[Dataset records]
──────
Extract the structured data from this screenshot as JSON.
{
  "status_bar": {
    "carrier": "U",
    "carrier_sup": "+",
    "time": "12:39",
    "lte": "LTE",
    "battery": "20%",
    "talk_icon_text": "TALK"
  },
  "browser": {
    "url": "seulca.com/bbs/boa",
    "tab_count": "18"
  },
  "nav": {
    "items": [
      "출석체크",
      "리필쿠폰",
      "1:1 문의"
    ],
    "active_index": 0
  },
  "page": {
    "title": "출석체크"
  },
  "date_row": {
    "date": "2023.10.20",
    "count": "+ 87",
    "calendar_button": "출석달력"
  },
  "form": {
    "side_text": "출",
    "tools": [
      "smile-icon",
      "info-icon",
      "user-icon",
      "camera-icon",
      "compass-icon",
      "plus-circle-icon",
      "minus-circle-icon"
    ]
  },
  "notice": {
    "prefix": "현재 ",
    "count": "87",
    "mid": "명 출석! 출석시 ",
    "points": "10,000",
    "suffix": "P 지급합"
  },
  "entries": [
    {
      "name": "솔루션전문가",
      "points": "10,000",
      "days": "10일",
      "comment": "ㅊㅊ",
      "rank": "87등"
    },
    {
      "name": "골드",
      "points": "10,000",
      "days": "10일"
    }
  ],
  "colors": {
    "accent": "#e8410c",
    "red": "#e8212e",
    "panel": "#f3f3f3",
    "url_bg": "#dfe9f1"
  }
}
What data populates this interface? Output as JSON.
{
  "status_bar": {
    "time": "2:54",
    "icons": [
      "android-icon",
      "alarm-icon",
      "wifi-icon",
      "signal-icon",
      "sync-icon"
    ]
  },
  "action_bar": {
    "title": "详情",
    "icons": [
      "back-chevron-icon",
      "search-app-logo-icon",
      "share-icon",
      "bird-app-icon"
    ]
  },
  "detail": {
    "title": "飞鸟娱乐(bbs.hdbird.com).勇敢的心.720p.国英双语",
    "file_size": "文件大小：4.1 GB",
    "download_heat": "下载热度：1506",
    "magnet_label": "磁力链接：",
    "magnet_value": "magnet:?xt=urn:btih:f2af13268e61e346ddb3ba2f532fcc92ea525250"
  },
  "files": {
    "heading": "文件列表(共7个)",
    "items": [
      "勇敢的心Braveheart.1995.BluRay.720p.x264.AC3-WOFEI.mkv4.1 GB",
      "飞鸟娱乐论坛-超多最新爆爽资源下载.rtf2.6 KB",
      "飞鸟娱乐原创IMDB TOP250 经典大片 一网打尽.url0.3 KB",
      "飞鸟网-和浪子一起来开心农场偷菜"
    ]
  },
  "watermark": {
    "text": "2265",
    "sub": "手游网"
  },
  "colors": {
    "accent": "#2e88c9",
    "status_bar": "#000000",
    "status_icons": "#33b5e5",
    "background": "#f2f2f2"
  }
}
──────
Given task: Write the entire listing out again, word for word.

Correct answer:
Extract the structured data from this screenshot as JSON.
{
  "status_bar": {
    "carrier": "U",
    "carrier_sup": "+",
    "time": "12:39",
    "lte": "LTE",
    "battery": "20%",
    "talk_icon_text": "TALK"
  },
  "browser": {
    "url": "seulca.com/bbs/boa",
    "tab_count": "18"
  },
  "nav": {
    "items": [
      "출석체크",
      "리필쿠폰",
      "1:1 문의"
    ],
    "active_index": 0
  },
  "page": {
    "title": "출석체크"
  },
  "date_row": {
    "date": "2023.10.20",
    "count": "+ 87",
    "calendar_button": "출석달력"
  },
  "form": {
    "side_text": "출",
    "tools": [
      "smile-icon",
      "info-icon",
      "user-icon",
      "camera-icon",
      "compass-icon",
      "plus-circle-icon",
      "minus-circle-icon"
    ]
  },
  "notice": {
    "prefix": "현재 ",
    "count": "87",
    "mid": "명 출석! 출석시 ",
    "points": "10,000",
    "suffix": "P 지급합"
  },
  "entries": [
    {
      "name": "솔루션전문가",
      "points": "10,000",
      "days": "10일",
      "comment": "ㅊㅊ",
      "rank": "87등"
    },
    {
      "name": "골드",
      "points": "10,000",
      "days": "10일"
    }
  ],
  "colors": {
    "accent": "#e8410c",
    "red": "#e8212e",
    "panel": "#f3f3f3",
    "url_bg": "#dfe9f1"
  }
}
What data populates this interface? Output as JSON.
{
  "status_bar": {
    "time": "2:54",
    "icons": [
      "android-icon",
      "alarm-icon",
      "wifi-icon",
      "signal-icon",
      "sync-icon"
    ]
  },
  "action_bar": {
    "title": "详情",
    "icons": [
      "back-chevron-icon",
      "search-app-logo-icon",
      "share-icon",
      "bird-app-icon"
    ]
  },
  "detail": {
    "title": "飞鸟娱乐(bbs.hdbird.com).勇敢的心.720p.国英双语",
    "file_size": "文件大小：4.1 GB",
    "download_heat": "下载热度：1506",
    "magnet_label": "磁力链接：",
    "magnet_value": "magnet:?xt=urn:btih:f2af13268e61e346ddb3ba2f532fcc92ea525250"
  },
  "files": {
    "heading": "文件列表(共7个)",
    "items": [
      "勇敢的心Braveheart.1995.BluRay.720p.x264.AC3-WOFEI.mkv4.1 GB",
      "飞鸟娱乐论坛-超多最新爆爽资源下载.rtf2.6 KB",
      "飞鸟娱乐原创IMDB TOP250 经典大片 一网打尽.url0.3 KB",
      "飞鸟网-和浪子一起来开心农场偷菜"
    ]
  },
  "watermark": {
    "text": "2265",
    "sub": "手游网"
  },
  "colors": {
    "accent": "#2e88c9",
    "status_bar": "#000000",
    "status_icons": "#33b5e5",
    "background": "#f2f2f2"
  }
}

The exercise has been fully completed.